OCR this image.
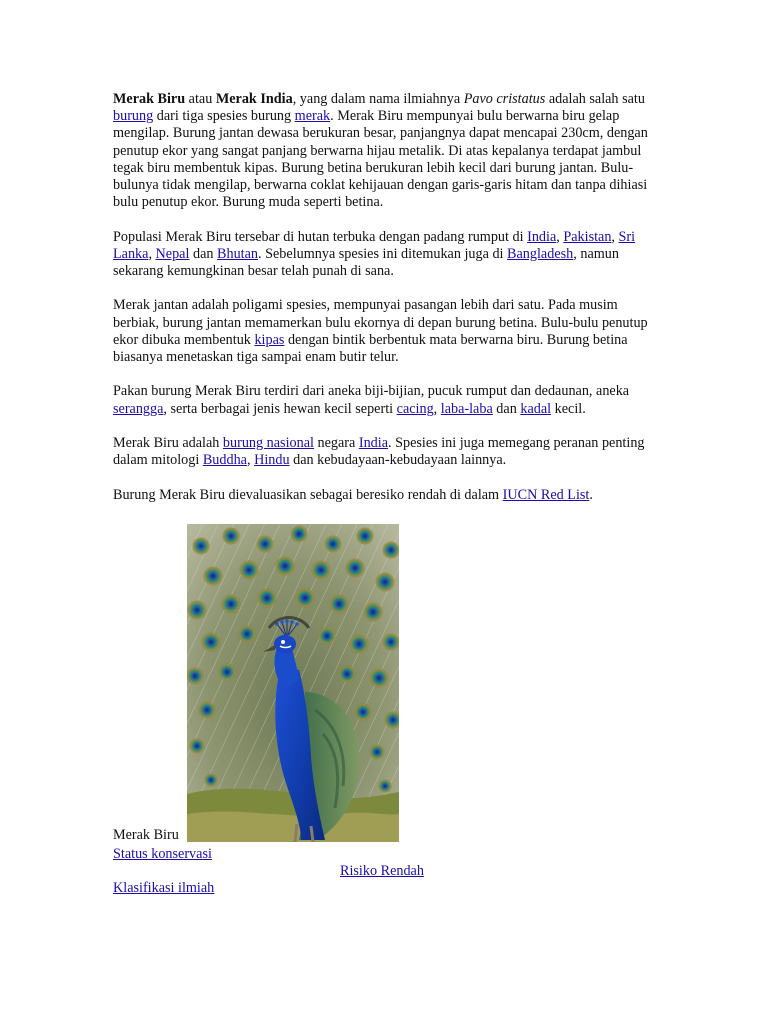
Merak Biru atau Merak India, yang dalam nama ilmiahnya Pavo cristatus adalah salah satu burung dari tiga spesies burung merak. Merak Biru mempunyai bulu berwarna biru gelap mengilap. Burung jantan dewasa berukuran besar, panjangnya dapat mencapai 230cm, dengan penutup ekor yang sangat panjang berwarna hijau metalik. Di atas kepalanya terdapat jambul tegak biru membentuk kipas. Burung betina berukuran lebih kecil dari burung jantan. Bulu-bulunya tidak mengilap, berwarna coklat kehijauan dengan garis-garis hitam dan tanpa dihiasi bulu penutup ekor. Burung muda seperti betina.

Populasi Merak Biru tersebar di hutan terbuka dengan padang rumput di India, Pakistan, Sri Lanka, Nepal dan Bhutan. Sebelumnya spesies ini ditemukan juga di Bangladesh, namun sekarang kemungkinan besar telah punah di sana.

Merak jantan adalah poligami spesies, mempunyai pasangan lebih dari satu. Pada musim berbiak, burung jantan memamerkan bulu ekornya di depan burung betina. Bulu-bulu penutup ekor dibuka membentuk kipas dengan bintik berbentuk mata berwarna biru. Burung betina biasanya menetaskan tiga sampai enam butir telur.

Pakan burung Merak Biru terdiri dari aneka biji-bijian, pucuk rumput dan dedaunan, aneka serangga, serta berbagai jenis hewan kecil seperti cacing, laba-laba dan kadal kecil.

Merak Biru adalah burung nasional negara India. Spesies ini juga memegang peranan penting dalam mitologi Buddha, Hindu dan kebudayaan-kebudayaan lainnya.

Burung Merak Biru dievaluasikan sebagai beresiko rendah di dalam IUCN Red List.

Merak Biru
Status konservasi
Risiko Rendah
Klasifikasi ilmiah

· · ·

Set exercise: Restate the whole listing above exactly, please, omitting every image.

Solution for this task:
OCR this image.
Merak Biru atau Merak India, yang dalam nama ilmiahnya Pavo cristatus adalah salah satu burung dari tiga spesies burung merak. Merak Biru mempunyai bulu berwarna biru gelap mengilap. Burung jantan dewasa berukuran besar, panjangnya dapat mencapai 230cm, dengan penutup ekor yang sangat panjang berwarna hijau metalik. Di atas kepalanya terdapat jambul tegak biru membentuk kipas. Burung betina berukuran lebih kecil dari burung jantan. Bulu-bulunya tidak mengilap, berwarna coklat kehijauan dengan garis-garis hitam dan tanpa dihiasi bulu penutup ekor. Burung muda seperti betina.

Populasi Merak Biru tersebar di hutan terbuka dengan padang rumput di India, Pakistan, Sri Lanka, Nepal dan Bhutan. Sebelumnya spesies ini ditemukan juga di Bangladesh, namun sekarang kemungkinan besar telah punah di sana.

Merak jantan adalah poligami spesies, mempunyai pasangan lebih dari satu. Pada musim berbiak, burung jantan memamerkan bulu ekornya di depan burung betina. Bulu-bulu penutup ekor dibuka membentuk kipas dengan bintik berbentuk mata berwarna biru. Burung betina biasanya menetaskan tiga sampai enam butir telur.

Pakan burung Merak Biru terdiri dari aneka biji-bijian, pucuk rumput dan dedaunan, aneka serangga, serta berbagai jenis hewan kecil seperti cacing, laba-laba dan kadal kecil.

Merak Biru adalah burung nasional negara India. Spesies ini juga memegang peranan penting dalam mitologi Buddha, Hindu dan kebudayaan-kebudayaan lainnya.

Burung Merak Biru dievaluasikan sebagai beresiko rendah di dalam IUCN Red List.

Merak Biru
Status konservasi
Risiko Rendah
Klasifikasi ilmiah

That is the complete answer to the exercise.